PROVIDED RECORDS:
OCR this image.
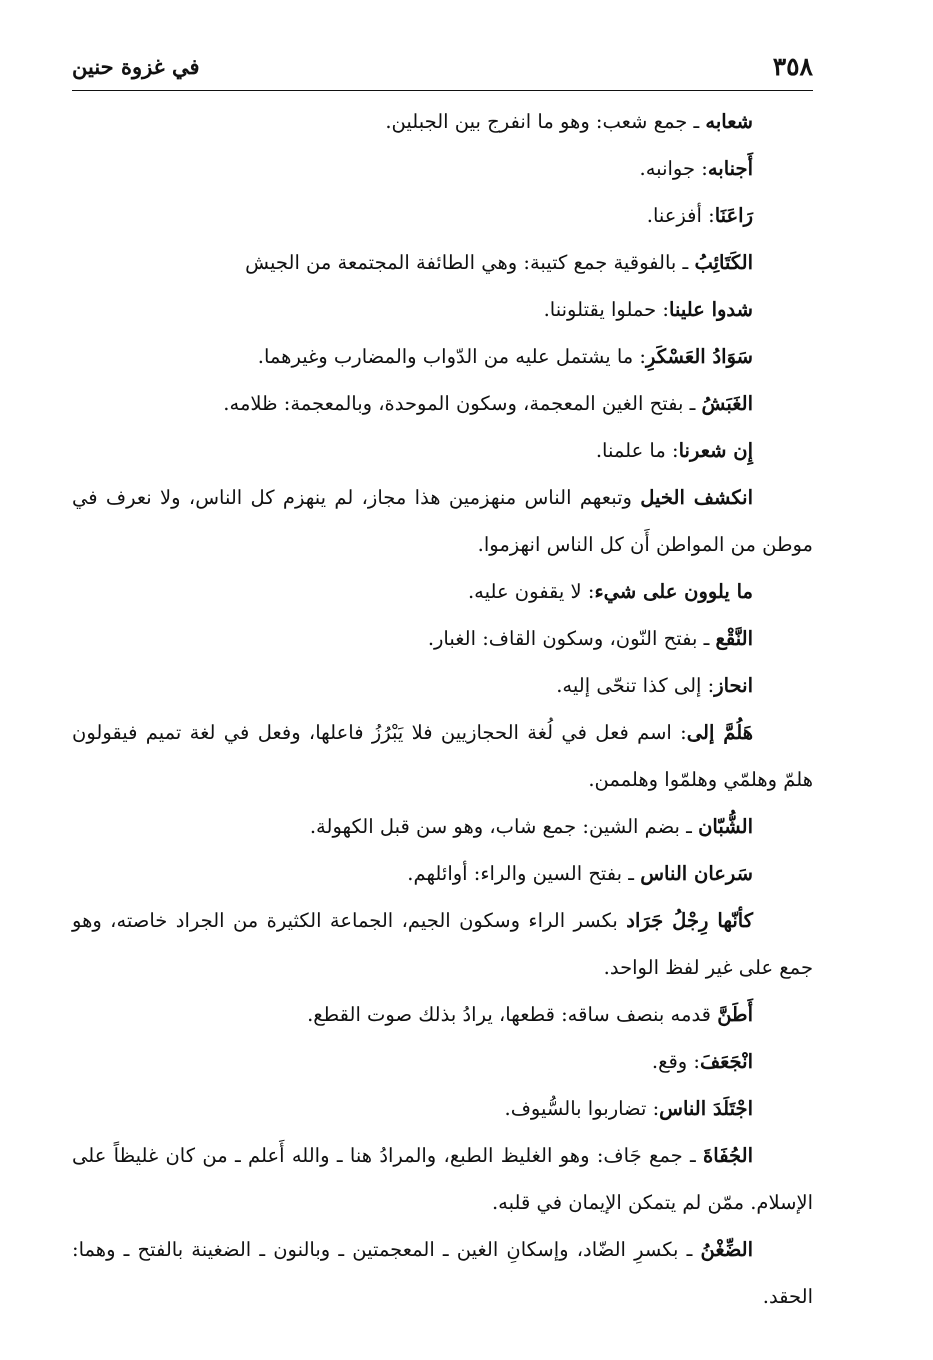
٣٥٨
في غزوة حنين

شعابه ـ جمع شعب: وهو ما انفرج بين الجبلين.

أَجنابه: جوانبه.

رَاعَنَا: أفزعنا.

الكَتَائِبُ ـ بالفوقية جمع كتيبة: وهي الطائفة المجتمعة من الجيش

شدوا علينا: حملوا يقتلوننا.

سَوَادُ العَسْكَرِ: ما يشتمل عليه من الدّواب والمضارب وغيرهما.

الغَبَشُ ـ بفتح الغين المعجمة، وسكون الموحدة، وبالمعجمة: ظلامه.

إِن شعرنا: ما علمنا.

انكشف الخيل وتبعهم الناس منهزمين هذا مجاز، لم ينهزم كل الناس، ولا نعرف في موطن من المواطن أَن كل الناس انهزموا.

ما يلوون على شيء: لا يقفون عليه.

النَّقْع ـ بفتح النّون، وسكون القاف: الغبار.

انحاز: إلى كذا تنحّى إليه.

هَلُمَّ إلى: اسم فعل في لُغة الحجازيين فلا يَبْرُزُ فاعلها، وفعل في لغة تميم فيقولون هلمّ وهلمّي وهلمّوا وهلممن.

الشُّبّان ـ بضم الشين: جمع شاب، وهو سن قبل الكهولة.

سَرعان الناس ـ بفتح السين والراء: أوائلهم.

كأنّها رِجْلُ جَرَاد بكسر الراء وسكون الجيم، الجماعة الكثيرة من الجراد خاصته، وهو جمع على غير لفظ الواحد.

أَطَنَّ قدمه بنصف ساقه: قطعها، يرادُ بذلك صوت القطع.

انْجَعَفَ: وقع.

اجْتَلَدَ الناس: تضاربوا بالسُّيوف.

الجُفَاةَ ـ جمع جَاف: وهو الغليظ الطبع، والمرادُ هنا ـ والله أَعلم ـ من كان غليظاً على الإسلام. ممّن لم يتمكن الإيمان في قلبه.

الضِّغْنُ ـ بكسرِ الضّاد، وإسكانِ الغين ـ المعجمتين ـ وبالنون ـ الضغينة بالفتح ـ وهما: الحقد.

...

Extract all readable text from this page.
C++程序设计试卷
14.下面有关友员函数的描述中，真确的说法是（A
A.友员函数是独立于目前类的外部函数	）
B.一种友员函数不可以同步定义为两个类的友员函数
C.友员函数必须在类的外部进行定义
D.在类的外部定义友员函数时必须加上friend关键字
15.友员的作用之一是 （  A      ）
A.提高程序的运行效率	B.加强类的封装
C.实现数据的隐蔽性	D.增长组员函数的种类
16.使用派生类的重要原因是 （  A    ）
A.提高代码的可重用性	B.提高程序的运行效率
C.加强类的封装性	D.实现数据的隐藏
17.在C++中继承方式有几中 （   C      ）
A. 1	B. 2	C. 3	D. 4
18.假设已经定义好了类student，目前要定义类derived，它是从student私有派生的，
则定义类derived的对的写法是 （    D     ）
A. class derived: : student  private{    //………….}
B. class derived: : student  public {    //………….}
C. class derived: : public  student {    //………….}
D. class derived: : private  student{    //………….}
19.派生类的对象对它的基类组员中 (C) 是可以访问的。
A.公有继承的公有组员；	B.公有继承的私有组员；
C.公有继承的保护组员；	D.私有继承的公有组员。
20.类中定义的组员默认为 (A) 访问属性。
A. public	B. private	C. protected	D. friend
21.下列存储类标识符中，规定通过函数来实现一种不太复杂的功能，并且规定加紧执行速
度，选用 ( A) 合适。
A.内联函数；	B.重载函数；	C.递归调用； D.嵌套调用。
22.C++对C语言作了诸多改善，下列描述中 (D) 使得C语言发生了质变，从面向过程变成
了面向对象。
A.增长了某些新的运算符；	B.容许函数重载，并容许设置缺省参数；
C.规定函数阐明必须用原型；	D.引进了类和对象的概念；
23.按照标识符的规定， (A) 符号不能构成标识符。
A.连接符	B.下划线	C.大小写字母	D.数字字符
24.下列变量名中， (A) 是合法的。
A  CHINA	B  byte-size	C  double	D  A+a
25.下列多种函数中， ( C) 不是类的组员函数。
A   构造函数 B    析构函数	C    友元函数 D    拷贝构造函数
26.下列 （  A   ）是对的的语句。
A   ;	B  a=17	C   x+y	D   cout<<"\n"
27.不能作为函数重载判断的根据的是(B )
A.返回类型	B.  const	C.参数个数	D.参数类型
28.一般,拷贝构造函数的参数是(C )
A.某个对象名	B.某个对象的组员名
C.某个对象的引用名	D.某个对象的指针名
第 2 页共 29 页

--

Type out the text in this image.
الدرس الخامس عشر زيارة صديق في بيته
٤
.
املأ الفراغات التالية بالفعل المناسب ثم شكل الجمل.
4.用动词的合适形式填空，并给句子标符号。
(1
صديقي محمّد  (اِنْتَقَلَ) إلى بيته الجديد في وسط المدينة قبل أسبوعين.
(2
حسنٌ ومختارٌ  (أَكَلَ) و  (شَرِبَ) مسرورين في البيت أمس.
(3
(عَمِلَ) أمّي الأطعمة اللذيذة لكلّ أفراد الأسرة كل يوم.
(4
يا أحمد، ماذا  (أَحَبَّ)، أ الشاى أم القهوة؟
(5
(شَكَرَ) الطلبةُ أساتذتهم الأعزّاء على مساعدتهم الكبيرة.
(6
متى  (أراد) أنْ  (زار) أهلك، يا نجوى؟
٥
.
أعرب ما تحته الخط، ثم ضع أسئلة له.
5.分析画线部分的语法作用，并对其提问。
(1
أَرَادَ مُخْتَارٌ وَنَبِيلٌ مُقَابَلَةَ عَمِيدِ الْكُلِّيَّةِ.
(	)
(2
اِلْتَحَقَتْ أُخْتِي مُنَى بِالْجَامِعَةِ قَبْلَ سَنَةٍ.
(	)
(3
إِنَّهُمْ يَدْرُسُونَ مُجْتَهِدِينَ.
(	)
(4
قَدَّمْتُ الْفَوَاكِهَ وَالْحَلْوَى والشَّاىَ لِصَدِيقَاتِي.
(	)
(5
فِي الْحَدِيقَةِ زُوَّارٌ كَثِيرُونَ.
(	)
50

THE EXERCISE: Scan the data for the word "الغين" and copy every line where it shows up.

SOLUTION TO THE PROBLEM:
الغَبَشُ ـ بفتح الغين المعجمة، وسكون الموحدة، وبالمعجمة: ظلامه.
الضِّغْنُ ـ بكسرِ الضّاد، وإسكانِ الغين ـ المعجمتين ـ وبالنون ـ الضغينة بالفتح ـ وهما: الحقد.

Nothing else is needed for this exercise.